» **Task instructions**
Give the entries back exactly, dropping each image.

» **Provided material**

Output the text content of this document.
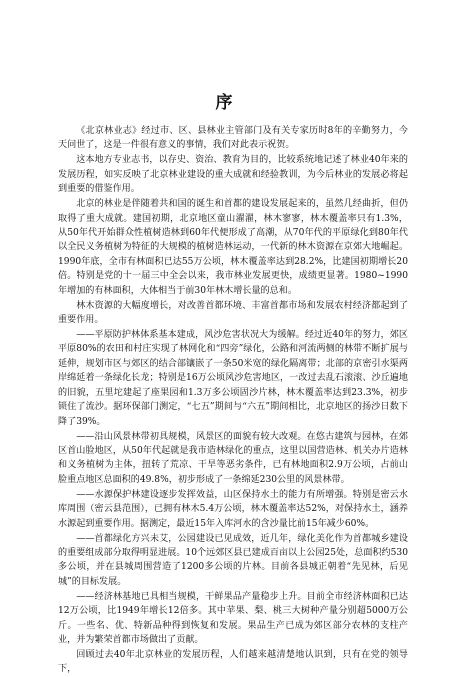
序

《北京林业志》经过市、区、县林业主管部门及有关专家历时8年的辛勤努力，今天问世了，这是一件很有意义的事情，我们对此表示祝贺。

这本地方专业志书，以存史、资治、教育为目的，比较系统地记述了林业40年来的发展历程，如实反映了北京林业建设的重大成就和经验教训，为今后林业的发展必将起到重要的借鉴作用。

北京的林业是伴随着共和国的诞生和首都的建设发展起来的，虽然几经曲折，但仍取得了重大成就。建国初期，北京地区童山濯濯，林木寥寥，林木覆盖率只有1.3%，从50年代开始群众性植树造林到60年代便形成了高潮，从70年代的平原绿化到80年代以全民义务植树为特征的大规模的植树造林运动，一代新的林木资源在京郊大地崛起。1990年底，全市有林面积已达55万公顷，林木覆盖率达到28.2%，比建国初期增长20倍。特别是党的十一届三中全会以来，我市林业发展更快，成绩更显著。1980~1990年增加的有林面积，大体相当于前30年林木增长量的总和。

林木资源的大幅度增长，对改善首都环境、丰富首都市场和发展农村经济都起到了重要作用。

——平原防护林体系基本建成，风沙危害状况大为缓解。经过近40年的努力，郊区平原80%的农田和村庄实现了林网化和“四旁”绿化，公路和河流两侧的林带不断扩展与延伸，规划市区与郊区的结合部镶嵌了一条50米宽的绿化隔离带；北部的京密引水渠两岸绵延着一条绿化长龙；特别是16万公顷风沙危害地区，一改过去乱石滚滚、沙丘遍地的旧貌，五里坨建起了座果园和1.3万多公顷固沙片林，林木覆盖率达到23.3%，初步锁住了流沙。据环保部门测定，“七五”期间与“六五”期间相比，北京地区的扬沙日数下降了39%。

——沿山风景林带初具规模，风景区的面貌有较大改观。在悠古建筑与园林，在郊区首山脸地区，从50年代起就是我市造林绿化的重点，这里以国营造林、机关办片造林和义务植树为主体，扭转了荒凉、干旱等恶劣条件，已有林地面积2.9万公顷，占前山脸重点地区总面积的49.8%，初步形成了一条绵延230公里的风景林带。

——水源保护林建设逐步发挥效益，山区保持水土的能力有所增强。特别是密云水库周围（密云县范围），已拥有林木5.4万公顷，林木覆盖率达52%，对保持水土，涵养水源起到重要作用。据测定，最近15年入库河水的含沙量比前15年减少60%。

——首都绿化方兴未艾，公园建设已见成效，近几年，绿化美化作为首都城乡建设的重要组成部分取得明显进展。10个远郊区县已建成百亩以上公园25处，总面积约530多公顷，并在县城周围营造了1200多公顷的片林。目前各县城正朝着“先见林，后见城”的目标发展。

——经济林基地已具相当规模，干鲜果品产量稳步上升。目前全市经济林面积已达12万公顷，比1949年增长12倍多。其中苹果、梨、桃三大树种产量分别超5000万公斤。一些名、优、特新品种得到恢复和发展。果品生产已成为郊区部分农林的支柱产业，并为繁荣首都市场做出了贡献。

回顾过去40年北京林业的发展历程，人们越来越清楚地认识到，只有在党的领导下，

» **Answer to the task**
Output the text content of this document.
序

《北京林业志》经过市、区、县林业主管部门及有关专家历时8年的辛勤努力，今天问世了，这是一件很有意义的事情，我们对此表示祝贺。

这本地方专业志书，以存史、资治、教育为目的，比较系统地记述了林业40年来的发展历程，如实反映了北京林业建设的重大成就和经验教训，为今后林业的发展必将起到重要的借鉴作用。

北京的林业是伴随着共和国的诞生和首都的建设发展起来的，虽然几经曲折，但仍取得了重大成就。建国初期，北京地区童山濯濯，林木寥寥，林木覆盖率只有1.3%，从50年代开始群众性植树造林到60年代便形成了高潮，从70年代的平原绿化到80年代以全民义务植树为特征的大规模的植树造林运动，一代新的林木资源在京郊大地崛起。1990年底，全市有林面积已达55万公顷，林木覆盖率达到28.2%，比建国初期增长20倍。特别是党的十一届三中全会以来，我市林业发展更快，成绩更显著。1980~1990年增加的有林面积，大体相当于前30年林木增长量的总和。

林木资源的大幅度增长，对改善首都环境、丰富首都市场和发展农村经济都起到了重要作用。

——平原防护林体系基本建成，风沙危害状况大为缓解。经过近40年的努力，郊区平原80%的农田和村庄实现了林网化和“四旁”绿化，公路和河流两侧的林带不断扩展与延伸，规划市区与郊区的结合部镶嵌了一条50米宽的绿化隔离带；北部的京密引水渠两岸绵延着一条绿化长龙；特别是16万公顷风沙危害地区，一改过去乱石滚滚、沙丘遍地的旧貌，五里坨建起了座果园和1.3万多公顷固沙片林，林木覆盖率达到23.3%，初步锁住了流沙。据环保部门测定，“七五”期间与“六五”期间相比，北京地区的扬沙日数下降了39%。

——沿山风景林带初具规模，风景区的面貌有较大改观。在悠古建筑与园林，在郊区首山脸地区，从50年代起就是我市造林绿化的重点，这里以国营造林、机关办片造林和义务植树为主体，扭转了荒凉、干旱等恶劣条件，已有林地面积2.9万公顷，占前山脸重点地区总面积的49.8%，初步形成了一条绵延230公里的风景林带。

——水源保护林建设逐步发挥效益，山区保持水土的能力有所增强。特别是密云水库周围（密云县范围），已拥有林木5.4万公顷，林木覆盖率达52%，对保持水土，涵养水源起到重要作用。据测定，最近15年入库河水的含沙量比前15年减少60%。

——首都绿化方兴未艾，公园建设已见成效，近几年，绿化美化作为首都城乡建设的重要组成部分取得明显进展。10个远郊区县已建成百亩以上公园25处，总面积约530多公顷，并在县城周围营造了1200多公顷的片林。目前各县城正朝着“先见林，后见城”的目标发展。

——经济林基地已具相当规模，干鲜果品产量稳步上升。目前全市经济林面积已达12万公顷，比1949年增长12倍多。其中苹果、梨、桃三大树种产量分别超5000万公斤。一些名、优、特新品种得到恢复和发展。果品生产已成为郊区部分农林的支柱产业，并为繁荣首都市场做出了贡献。

回顾过去40年北京林业的发展历程，人们越来越清楚地认识到，只有在党的领导下，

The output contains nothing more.